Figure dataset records
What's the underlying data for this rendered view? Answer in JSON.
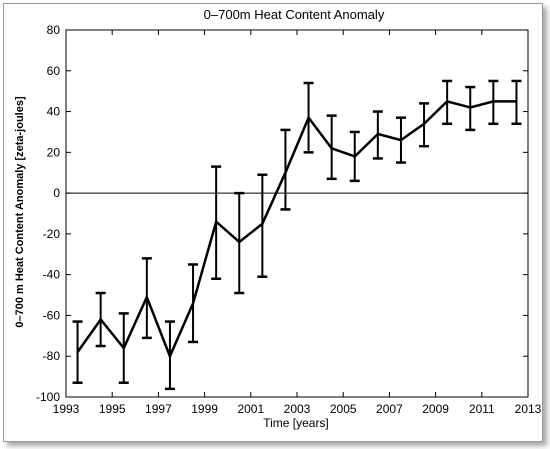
{
  "chart_data": {
    "type": "line",
    "title": "0–700m Heat Content Anomaly",
    "xlabel": "Time [years]",
    "ylabel": "0–700 m Heat Content Anomaly [zeta-joules]",
    "xlim": [
      1993,
      2013
    ],
    "ylim": [
      -100,
      80
    ],
    "x_ticks": [
      1993,
      1995,
      1997,
      1999,
      2001,
      2003,
      2005,
      2007,
      2009,
      2011,
      2013
    ],
    "y_ticks": [
      -100,
      -80,
      -60,
      -40,
      -20,
      0,
      20,
      40,
      60,
      80
    ],
    "grid": false,
    "zero_line": true,
    "series": [
      {
        "x": [
          1993.5,
          1994.5,
          1995.5,
          1996.5,
          1997.5,
          1998.5,
          1999.5,
          2000.5,
          2001.5,
          2002.5,
          2003.5,
          2004.5,
          2005.5,
          2006.5,
          2007.5,
          2008.5,
          2009.5,
          2010.5,
          2011.5,
          2012.5
        ],
        "y": [
          -78,
          -62,
          -76,
          -51,
          -80,
          -54,
          -14,
          -24,
          -15,
          10,
          37,
          22,
          18,
          29,
          26,
          34,
          45,
          42,
          45,
          45
        ],
        "err_low": [
          -93,
          -75,
          -93,
          -71,
          -96,
          -73,
          -42,
          -49,
          -41,
          -8,
          20,
          7,
          6,
          17,
          15,
          23,
          34,
          31,
          34,
          34
        ],
        "err_high": [
          -63,
          -49,
          -59,
          -32,
          -63,
          -35,
          13,
          0,
          9,
          31,
          54,
          38,
          30,
          40,
          37,
          44,
          55,
          52,
          55,
          55
        ]
      }
    ]
  }
}
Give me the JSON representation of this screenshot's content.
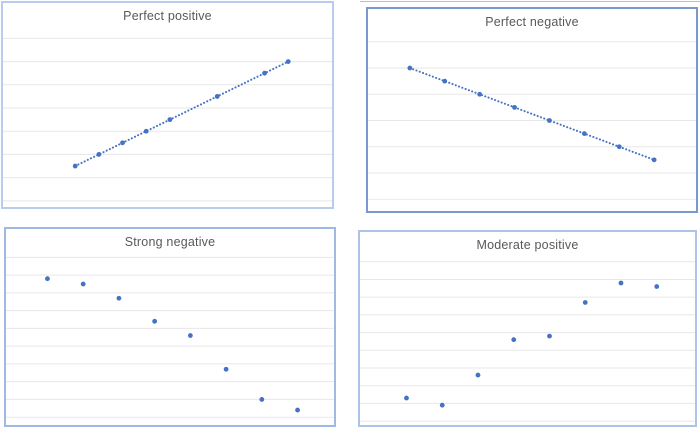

**What is asked:** Give the number of lines in the listing above that hold the string "JSON", with nothing else.

**Full solution:** 2